[Data records]
** start **

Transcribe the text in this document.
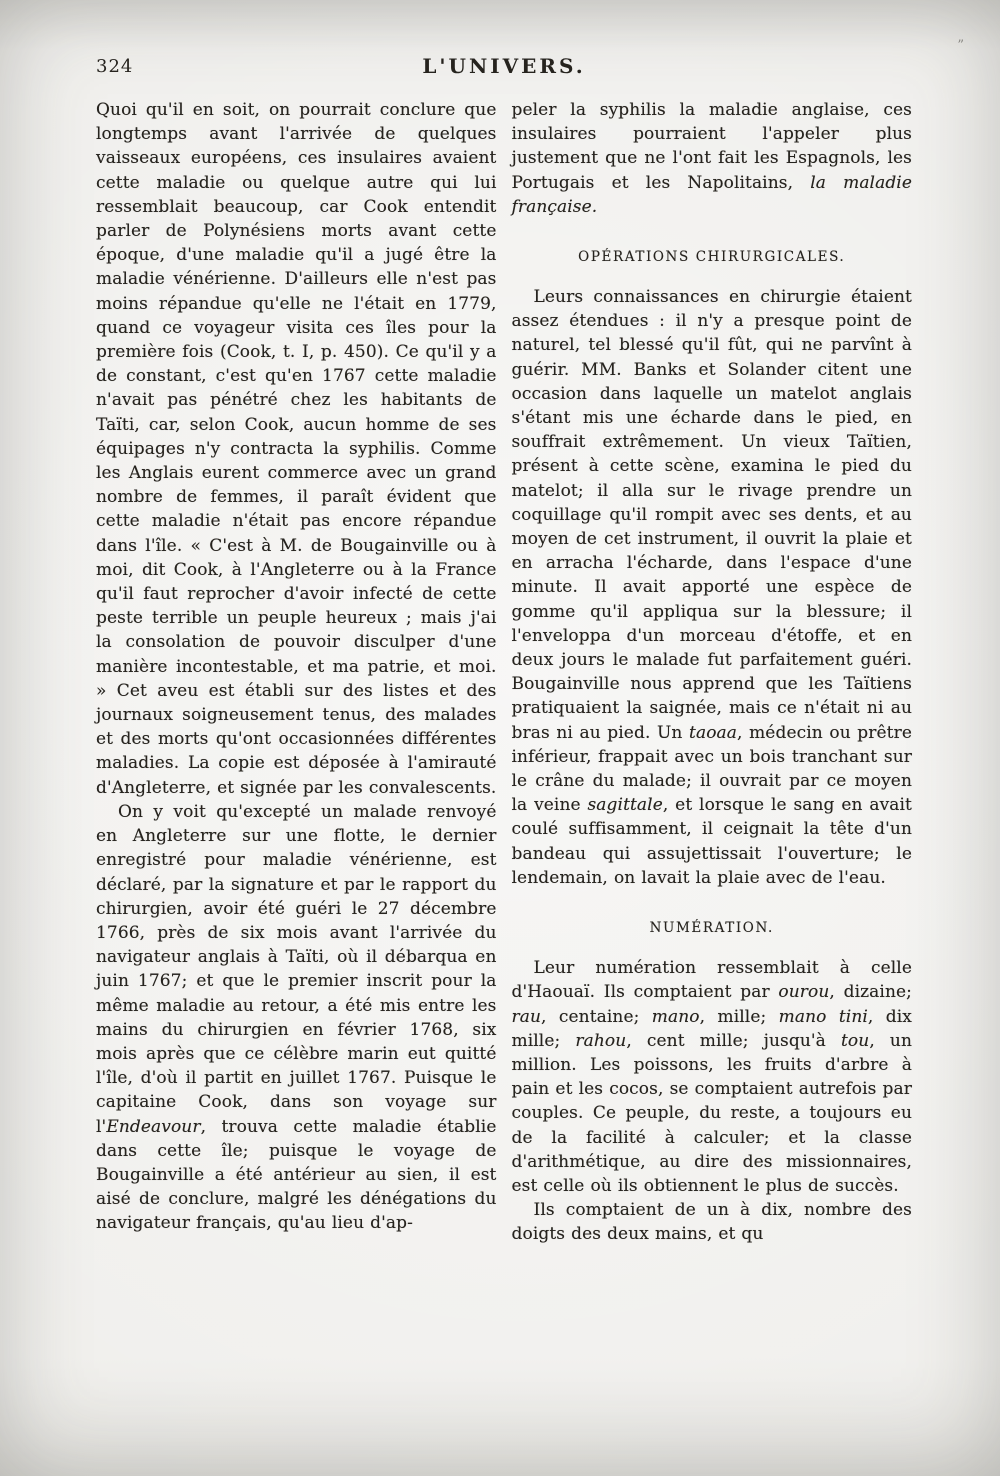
324	L'UNIVERS.
”

Quoi qu'il en soit, on pourrait conclure que longtemps avant l'arrivée de quelques vaisseaux européens, ces insulaires avaient cette maladie ou quelque autre qui lui ressemblait beaucoup, car Cook entendit parler de Polynésiens morts avant cette époque, d'une maladie qu'il a jugé être la maladie vénérienne. D'ailleurs elle n'est pas moins répandue qu'elle ne l'était en 1779, quand ce voyageur visita ces îles pour la première fois (Cook, t. I, p. 450). Ce qu'il y a de constant, c'est qu'en 1767 cette maladie n'avait pas pénétré chez les habitants de Taïti, car, selon Cook, aucun homme de ses équipages n'y contracta la syphilis. Comme les Anglais eurent commerce avec un grand nombre de femmes, il paraît évident que cette maladie n'était pas encore répandue dans l'île. « C'est à M. de Bougainville ou à moi, dit Cook, à l'Angleterre ou à la France qu'il faut reprocher d'avoir infecté de cette peste terrible un peuple heureux ; mais j'ai la consolation de pouvoir disculper d'une manière incontestable, et ma patrie, et moi. » Cet aveu est établi sur des listes et des journaux soigneusement tenus, des malades et des morts qu'ont occasionnées différentes maladies. La copie est déposée à l'amirauté d'Angleterre, et signée par les convalescents.

On y voit qu'excepté un malade renvoyé en Angleterre sur une flotte, le dernier enregistré pour maladie vénérienne, est déclaré, par la signature et par le rapport du chirurgien, avoir été guéri le 27 décembre 1766, près de six mois avant l'arrivée du navigateur anglais à Taïti, où il débarqua en juin 1767; et que le premier inscrit pour la même maladie au retour, a été mis entre les mains du chirurgien en février 1768, six mois après que ce célèbre marin eut quitté l'île, d'où il partit en juillet 1767. Puisque le capitaine Cook, dans son voyage sur l'Endeavour, trouva cette maladie établie dans cette île; puisque le voyage de Bougainville a été antérieur au sien, il est aisé de conclure, malgré les dénégations du navigateur français, qu'au lieu d'ap-

peler la syphilis la maladie anglaise, ces insulaires pourraient l'appeler plus justement que ne l'ont fait les Espagnols, les Portugais et les Napolitains, la maladie française.

OPÉRATIONS CHIRURGICALES.

Leurs connaissances en chirurgie étaient assez étendues : il n'y a presque point de naturel, tel blessé qu'il fût, qui ne parvînt à guérir. MM. Banks et Solander citent une occasion dans laquelle un matelot anglais s'étant mis une écharde dans le pied, en souffrait extrêmement. Un vieux Taïtien, présent à cette scène, examina le pied du matelot; il alla sur le rivage prendre un coquillage qu'il rompit avec ses dents, et au moyen de cet instrument, il ouvrit la plaie et en arracha l'écharde, dans l'espace d'une minute. Il avait apporté une espèce de gomme qu'il appliqua sur la blessure; il l'enveloppa d'un morceau d'étoffe, et en deux jours le malade fut parfaitement guéri. Bougainville nous apprend que les Taïtiens pratiquaient la saignée, mais ce n'était ni au bras ni au pied. Un taoaa, médecin ou prêtre inférieur, frappait avec un bois tranchant sur le crâne du malade; il ouvrait par ce moyen la veine sagittale, et lorsque le sang en avait coulé suffisamment, il ceignait la tête d'un bandeau qui assujettissait l'ouverture; le lendemain, on lavait la plaie avec de l'eau.

NUMÉRATION.

Leur numération ressemblait à celle d'Haouaï. Ils comptaient par ourou, dizaine; rau, centaine; mano, mille; mano tini, dix mille; rahou, cent mille; jusqu'à tou, un million. Les poissons, les fruits d'arbre à pain et les cocos, se comptaient autrefois par couples. Ce peuple, du reste, a toujours eu de la facilité à calculer; et la classe d'arithmétique, au dire des missionnaires, est celle où ils obtiennent le plus de succès.

Ils comptaient de un à dix, nombre des doigts des deux mains, et qu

** end **

▶ Short task: Without the pictures, copy the material exactly as given.

▶ Task answer:
Transcribe the text in this document.
324	L'UNIVERS.
”

Quoi qu'il en soit, on pourrait conclure que longtemps avant l'arrivée de quelques vaisseaux européens, ces insulaires avaient cette maladie ou quelque autre qui lui ressemblait beaucoup, car Cook entendit parler de Polynésiens morts avant cette époque, d'une maladie qu'il a jugé être la maladie vénérienne. D'ailleurs elle n'est pas moins répandue qu'elle ne l'était en 1779, quand ce voyageur visita ces îles pour la première fois (Cook, t. I, p. 450). Ce qu'il y a de constant, c'est qu'en 1767 cette maladie n'avait pas pénétré chez les habitants de Taïti, car, selon Cook, aucun homme de ses équipages n'y contracta la syphilis. Comme les Anglais eurent commerce avec un grand nombre de femmes, il paraît évident que cette maladie n'était pas encore répandue dans l'île. « C'est à M. de Bougainville ou à moi, dit Cook, à l'Angleterre ou à la France qu'il faut reprocher d'avoir infecté de cette peste terrible un peuple heureux ; mais j'ai la consolation de pouvoir disculper d'une manière incontestable, et ma patrie, et moi. » Cet aveu est établi sur des listes et des journaux soigneusement tenus, des malades et des morts qu'ont occasionnées différentes maladies. La copie est déposée à l'amirauté d'Angleterre, et signée par les convalescents.

On y voit qu'excepté un malade renvoyé en Angleterre sur une flotte, le dernier enregistré pour maladie vénérienne, est déclaré, par la signature et par le rapport du chirurgien, avoir été guéri le 27 décembre 1766, près de six mois avant l'arrivée du navigateur anglais à Taïti, où il débarqua en juin 1767; et que le premier inscrit pour la même maladie au retour, a été mis entre les mains du chirurgien en février 1768, six mois après que ce célèbre marin eut quitté l'île, d'où il partit en juillet 1767. Puisque le capitaine Cook, dans son voyage sur l'Endeavour, trouva cette maladie établie dans cette île; puisque le voyage de Bougainville a été antérieur au sien, il est aisé de conclure, malgré les dénégations du navigateur français, qu'au lieu d'ap-

peler la syphilis la maladie anglaise, ces insulaires pourraient l'appeler plus justement que ne l'ont fait les Espagnols, les Portugais et les Napolitains, la maladie française.

OPÉRATIONS CHIRURGICALES.

Leurs connaissances en chirurgie étaient assez étendues : il n'y a presque point de naturel, tel blessé qu'il fût, qui ne parvînt à guérir. MM. Banks et Solander citent une occasion dans laquelle un matelot anglais s'étant mis une écharde dans le pied, en souffrait extrêmement. Un vieux Taïtien, présent à cette scène, examina le pied du matelot; il alla sur le rivage prendre un coquillage qu'il rompit avec ses dents, et au moyen de cet instrument, il ouvrit la plaie et en arracha l'écharde, dans l'espace d'une minute. Il avait apporté une espèce de gomme qu'il appliqua sur la blessure; il l'enveloppa d'un morceau d'étoffe, et en deux jours le malade fut parfaitement guéri. Bougainville nous apprend que les Taïtiens pratiquaient la saignée, mais ce n'était ni au bras ni au pied. Un taoaa, médecin ou prêtre inférieur, frappait avec un bois tranchant sur le crâne du malade; il ouvrait par ce moyen la veine sagittale, et lorsque le sang en avait coulé suffisamment, il ceignait la tête d'un bandeau qui assujettissait l'ouverture; le lendemain, on lavait la plaie avec de l'eau.

NUMÉRATION.

Leur numération ressemblait à celle d'Haouaï. Ils comptaient par ourou, dizaine; rau, centaine; mano, mille; mano tini, dix mille; rahou, cent mille; jusqu'à tou, un million. Les poissons, les fruits d'arbre à pain et les cocos, se comptaient autrefois par couples. Ce peuple, du reste, a toujours eu de la facilité à calculer; et la classe d'arithmétique, au dire des missionnaires, est celle où ils obtiennent le plus de succès.

Ils comptaient de un à dix, nombre des doigts des deux mains, et qu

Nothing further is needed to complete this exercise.